Open
Description
What happened:
SimpleImputer.fit
with median
and most_frequent
strategies on frames compute different results comparing to scikit-learn
.
What you expected to happen:
They should have consistent results with sklearn.impute.SimpleImputer
.
Minimal Complete Verifiable Example:
df = pd.DataFrame({"A": [1, 1, np.nan, np.nan, 2, 2]})
# This should return the smallest value
b = dask_ml.impute.SimpleImputer(strategy="most_frequent", fill_value=None)
b.fit(df)
b.statistics_
>>> A 2.0
>>> dtype: float64
c = sklearn.impute.SimpleImputer(strategy="most_frequent", fill_value=None)
c.fit(df)
c.statistics_
>>> array([1.])

== EXERCISE ==
Can you sum up the text above on SimpleImputer in two sentences?

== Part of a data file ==
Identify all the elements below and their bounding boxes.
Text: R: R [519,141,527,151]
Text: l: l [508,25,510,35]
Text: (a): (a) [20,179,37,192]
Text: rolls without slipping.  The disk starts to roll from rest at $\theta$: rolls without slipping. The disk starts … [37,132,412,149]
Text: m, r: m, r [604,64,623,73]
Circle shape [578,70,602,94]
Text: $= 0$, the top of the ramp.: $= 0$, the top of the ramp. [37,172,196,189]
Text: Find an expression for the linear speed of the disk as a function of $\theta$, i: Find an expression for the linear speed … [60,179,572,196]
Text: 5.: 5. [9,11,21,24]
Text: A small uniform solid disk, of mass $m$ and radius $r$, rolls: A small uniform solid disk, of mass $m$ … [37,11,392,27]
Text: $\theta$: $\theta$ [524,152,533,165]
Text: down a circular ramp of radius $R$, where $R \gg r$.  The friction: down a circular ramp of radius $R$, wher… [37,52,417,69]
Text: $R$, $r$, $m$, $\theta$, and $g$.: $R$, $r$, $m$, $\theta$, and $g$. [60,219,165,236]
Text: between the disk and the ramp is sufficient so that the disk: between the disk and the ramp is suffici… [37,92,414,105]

== REPLY TO THE EXERCISE ==
With the median and most_frequent strategies, SimpleImputer.fit in dask_ml computes different results on frames than scikit-learn does, though the two should be consistent with sklearn.impute.SimpleImputer. In the example, fitting a frame whose column A holds 1, 1, NaN, NaN, 2, 2 with the most_frequent strategy yields 2.0 in dask_ml but 1 in scikit-learn, and a comment states that the smallest value should be returned.